Request – The entries need to be copied exactly.

Recorded data –
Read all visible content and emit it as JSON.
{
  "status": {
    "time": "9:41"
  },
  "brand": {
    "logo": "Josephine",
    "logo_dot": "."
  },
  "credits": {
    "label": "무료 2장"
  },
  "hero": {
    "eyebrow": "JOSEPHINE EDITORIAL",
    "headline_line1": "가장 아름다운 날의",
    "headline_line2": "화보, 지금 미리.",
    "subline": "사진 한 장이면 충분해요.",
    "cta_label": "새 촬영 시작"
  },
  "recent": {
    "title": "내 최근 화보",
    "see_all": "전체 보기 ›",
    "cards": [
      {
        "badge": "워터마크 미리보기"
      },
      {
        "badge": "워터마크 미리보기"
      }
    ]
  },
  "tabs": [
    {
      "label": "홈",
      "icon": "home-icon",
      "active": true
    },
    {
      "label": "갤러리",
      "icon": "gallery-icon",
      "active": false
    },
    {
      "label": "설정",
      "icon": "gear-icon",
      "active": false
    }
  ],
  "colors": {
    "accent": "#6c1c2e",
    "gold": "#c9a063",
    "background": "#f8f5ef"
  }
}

Exercise response –
Read all visible content and emit it as JSON.
{
  "status": {
    "time": "9:41"
  },
  "brand": {
    "logo": "Josephine",
    "logo_dot": "."
  },
  "credits": {
    "label": "무료 2장"
  },
  "hero": {
    "eyebrow": "JOSEPHINE EDITORIAL",
    "headline_line1": "가장 아름다운 날의",
    "headline_line2": "화보, 지금 미리.",
    "subline": "사진 한 장이면 충분해요.",
    "cta_label": "새 촬영 시작"
  },
  "recent": {
    "title": "내 최근 화보",
    "see_all": "전체 보기 ›",
    "cards": [
      {
        "badge": "워터마크 미리보기"
      },
      {
        "badge": "워터마크 미리보기"
      }
    ]
  },
  "tabs": [
    {
      "label": "홈",
      "icon": "home-icon",
      "active": true
    },
    {
      "label": "갤러리",
      "icon": "gallery-icon",
      "active": false
    },
    {
      "label": "설정",
      "icon": "gear-icon",
      "active": false
    }
  ],
  "colors": {
    "accent": "#6c1c2e",
    "gold": "#c9a063",
    "background": "#f8f5ef"
  }
}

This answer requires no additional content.